▶ **Objective**:
Scan the lines and state how many carry "pour". Leave out everything but the number.

▶ **Data in this exercise**:
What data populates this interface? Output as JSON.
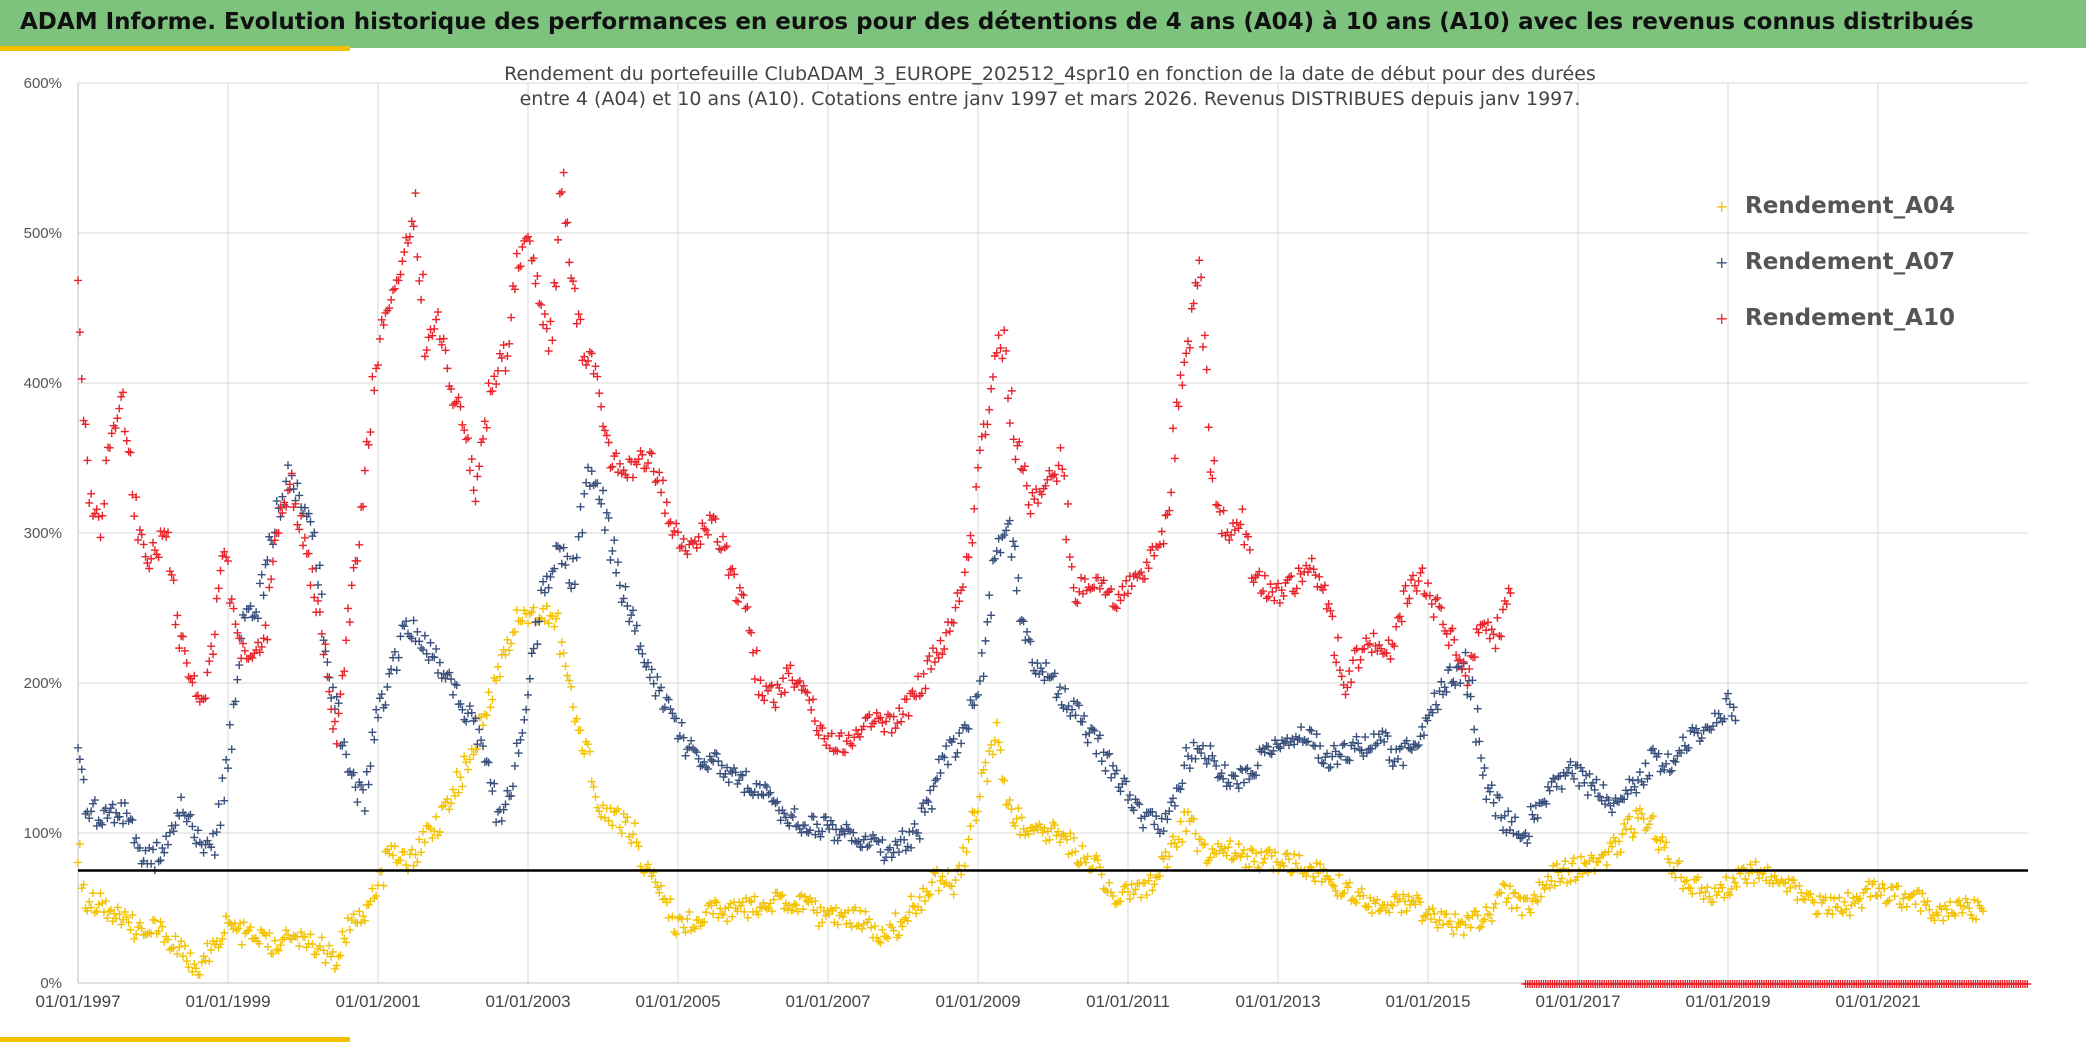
{
  "banner": {
    "title": "ADAM Informe. Evolution historique des performances en euros pour des détentions de 4 ans (A04) à 10 ans (A10) avec les revenus connus distribués"
  },
  "colors": {
    "banner": "#7dc37e",
    "accent": "#f2c200",
    "A04": "#f2c200",
    "A07": "#3a507c",
    "A10": "#e8232a",
    "reference_line": "#000000"
  },
  "chart_data": {
    "type": "scatter",
    "title_line1": "Rendement du portefeuille ClubADAM_3_EUROPE_202512_4spr10  en fonction de la date de début pour des durées",
    "title_line2": "entre 4 (A04) et 10 ans (A10). Cotations entre janv 1997 et mars 2026. Revenus DISTRIBUES depuis janv 1997.",
    "marker": "+",
    "ylim": [
      0,
      600
    ],
    "y_ticks": [
      "0%",
      "100%",
      "200%",
      "300%",
      "400%",
      "500%",
      "600%"
    ],
    "xlim": [
      "1997-01-01",
      "2023-01-01"
    ],
    "x_ticks": [
      "01/01/1997",
      "01/01/1999",
      "01/01/2001",
      "01/01/2003",
      "01/01/2005",
      "01/01/2007",
      "01/01/2009",
      "01/01/2011",
      "01/01/2013",
      "01/01/2015",
      "01/01/2017",
      "01/01/2019",
      "01/01/2021"
    ],
    "grid": true,
    "legend_position": "top-right",
    "reference_line": {
      "y": 75
    },
    "series": [
      {
        "name": "Rendement_A04",
        "color": "#f2c200",
        "x": [
          1997.0,
          1997.1,
          1997.3,
          1997.6,
          1997.8,
          1998.0,
          1998.2,
          1998.4,
          1998.6,
          1998.7,
          1998.85,
          1999.0,
          1999.3,
          1999.6,
          1999.8,
          2000.0,
          2000.2,
          2000.4,
          2000.6,
          2000.8,
          2001.0,
          2001.2,
          2001.4,
          2001.6,
          2001.8,
          2002.0,
          2002.2,
          2002.4,
          2002.6,
          2002.8,
          2003.0,
          2003.2,
          2003.4,
          2003.6,
          2003.8,
          2004.0,
          2004.2,
          2004.4,
          2004.6,
          2004.8,
          2005.0,
          2005.2,
          2005.4,
          2005.7,
          2006.0,
          2006.3,
          2006.6,
          2006.9,
          2007.2,
          2007.5,
          2007.7,
          2007.9,
          2008.2,
          2008.5,
          2008.7,
          2008.9,
          2009.1,
          2009.25,
          2009.4,
          2009.7,
          2010.0,
          2010.3,
          2010.6,
          2010.8,
          2011.0,
          2011.2,
          2011.4,
          2011.6,
          2011.8,
          2012.0,
          2012.2,
          2012.5,
          2012.8,
          2013.1,
          2013.4,
          2013.7,
          2014.0,
          2014.3,
          2014.6,
          2014.9,
          2015.2,
          2015.5,
          2015.8,
          2016.0,
          2016.3,
          2016.6,
          2016.9,
          2017.2,
          2017.5,
          2017.8,
          2018.0,
          2018.2,
          2018.4,
          2018.6,
          2018.8,
          2019.0,
          2019.3,
          2019.6,
          2019.9,
          2020.1,
          2020.3,
          2020.6,
          2020.9,
          2021.2,
          2021.5,
          2021.8,
          2022.1,
          2022.4
        ],
        "y": [
          92,
          55,
          52,
          42,
          35,
          38,
          30,
          18,
          10,
          18,
          28,
          38,
          30,
          25,
          32,
          28,
          25,
          15,
          40,
          45,
          65,
          90,
          78,
          95,
          105,
          125,
          150,
          175,
          210,
          240,
          245,
          250,
          240,
          180,
          150,
          112,
          110,
          100,
          75,
          60,
          38,
          42,
          48,
          48,
          50,
          55,
          55,
          45,
          45,
          42,
          33,
          38,
          55,
          72,
          65,
          100,
          140,
          165,
          115,
          100,
          100,
          90,
          75,
          60,
          58,
          65,
          70,
          90,
          110,
          85,
          90,
          85,
          82,
          82,
          78,
          70,
          58,
          52,
          55,
          50,
          40,
          38,
          45,
          60,
          50,
          70,
          75,
          80,
          90,
          112,
          105,
          85,
          70,
          65,
          58,
          65,
          75,
          68,
          62,
          55,
          50,
          52,
          62,
          58,
          55,
          48,
          50,
          48
        ]
      },
      {
        "name": "Rendement_A07",
        "color": "#3a507c",
        "x": [
          1997.0,
          1997.1,
          1997.3,
          1997.6,
          1997.8,
          1998.0,
          1998.2,
          1998.4,
          1998.6,
          1998.8,
          1999.0,
          1999.2,
          1999.4,
          1999.6,
          1999.8,
          2000.0,
          2000.2,
          2000.4,
          2000.6,
          2000.8,
          2001.0,
          2001.2,
          2001.4,
          2001.6,
          2001.8,
          2002.0,
          2002.2,
          2002.4,
          2002.6,
          2002.8,
          2003.0,
          2003.2,
          2003.4,
          2003.6,
          2003.8,
          2004.0,
          2004.2,
          2004.4,
          2004.6,
          2004.8,
          2005.0,
          2005.2,
          2005.4,
          2005.7,
          2006.0,
          2006.3,
          2006.6,
          2006.9,
          2007.2,
          2007.5,
          2007.7,
          2007.9,
          2008.2,
          2008.5,
          2008.7,
          2008.9,
          2009.1,
          2009.25,
          2009.4,
          2009.7,
          2010.0,
          2010.3,
          2010.6,
          2010.8,
          2011.0,
          2011.2,
          2011.4,
          2011.6,
          2011.8,
          2012.0,
          2012.2,
          2012.5,
          2012.8,
          2013.1,
          2013.4,
          2013.7,
          2014.0,
          2014.3,
          2014.6,
          2014.9,
          2015.2,
          2015.5,
          2015.8,
          2016.0,
          2016.3,
          2016.6,
          2016.9,
          2017.2,
          2017.5,
          2017.8,
          2018.0,
          2018.2,
          2018.4,
          2018.6,
          2018.8,
          2019.0,
          2019.1
        ],
        "y": [
          155,
          120,
          110,
          115,
          90,
          80,
          100,
          120,
          95,
          90,
          145,
          240,
          250,
          300,
          340,
          320,
          280,
          190,
          150,
          120,
          180,
          210,
          240,
          225,
          215,
          200,
          180,
          160,
          110,
          125,
          200,
          260,
          290,
          270,
          340,
          320,
          270,
          240,
          210,
          190,
          170,
          150,
          150,
          140,
          130,
          120,
          105,
          105,
          100,
          95,
          88,
          90,
          100,
          145,
          160,
          180,
          220,
          290,
          300,
          220,
          200,
          180,
          160,
          140,
          125,
          110,
          105,
          115,
          150,
          160,
          140,
          135,
          150,
          160,
          165,
          150,
          155,
          165,
          150,
          165,
          200,
          210,
          130,
          110,
          100,
          130,
          140,
          130,
          120,
          135,
          150,
          145,
          160,
          165,
          170,
          185,
          175
        ]
      },
      {
        "name": "Rendement_A10",
        "color": "#e8232a",
        "x": [
          1997.0,
          1997.05,
          1997.15,
          1997.3,
          1997.45,
          1997.6,
          1997.75,
          1997.9,
          1998.05,
          1998.2,
          1998.35,
          1998.5,
          1998.65,
          1998.8,
          1998.95,
          1999.1,
          1999.3,
          1999.5,
          1999.7,
          1999.85,
          2000.0,
          2000.15,
          2000.3,
          2000.45,
          2000.6,
          2000.75,
          2000.9,
          2001.05,
          2001.2,
          2001.35,
          2001.5,
          2001.65,
          2001.8,
          2001.95,
          2002.1,
          2002.3,
          2002.5,
          2002.7,
          2002.85,
          2003.0,
          2003.15,
          2003.3,
          2003.45,
          2003.6,
          2003.75,
          2003.9,
          2004.1,
          2004.3,
          2004.5,
          2004.7,
          2004.9,
          2005.1,
          2005.3,
          2005.5,
          2005.7,
          2005.9,
          2006.1,
          2006.3,
          2006.5,
          2006.7,
          2006.9,
          2007.1,
          2007.3,
          2007.5,
          2007.7,
          2007.9,
          2008.1,
          2008.3,
          2008.5,
          2008.7,
          2008.9,
          2009.0,
          2009.15,
          2009.3,
          2009.5,
          2009.7,
          2009.9,
          2010.1,
          2010.3,
          2010.5,
          2010.7,
          2010.9,
          2011.1,
          2011.3,
          2011.5,
          2011.65,
          2011.8,
          2011.95,
          2012.1,
          2012.3,
          2012.5,
          2012.7,
          2012.9,
          2013.1,
          2013.3,
          2013.5,
          2013.7,
          2013.9,
          2014.1,
          2014.3,
          2014.5,
          2014.7,
          2014.9,
          2015.1,
          2015.3,
          2015.5,
          2015.7,
          2015.9,
          2016.1
        ],
        "y": [
          480,
          410,
          320,
          310,
          370,
          385,
          320,
          280,
          290,
          300,
          230,
          210,
          180,
          220,
          300,
          230,
          210,
          230,
          310,
          330,
          300,
          260,
          220,
          160,
          240,
          300,
          380,
          440,
          460,
          480,
          520,
          420,
          440,
          400,
          380,
          330,
          400,
          420,
          480,
          500,
          460,
          420,
          540,
          460,
          420,
          410,
          350,
          340,
          350,
          345,
          310,
          290,
          300,
          310,
          270,
          250,
          195,
          190,
          205,
          195,
          165,
          160,
          160,
          170,
          175,
          170,
          190,
          205,
          225,
          250,
          285,
          350,
          380,
          440,
          360,
          320,
          330,
          345,
          260,
          270,
          260,
          255,
          270,
          280,
          300,
          380,
          420,
          480,
          350,
          300,
          310,
          270,
          260,
          260,
          270,
          280,
          240,
          200,
          220,
          230,
          220,
          260,
          270,
          250,
          230,
          200,
          240,
          230,
          260
        ]
      }
    ],
    "rug": {
      "color": "#e8232a",
      "x_start": 2016.3,
      "x_end": 2023.0,
      "y": 0
    }
  }
}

▶ **Written answer**:
2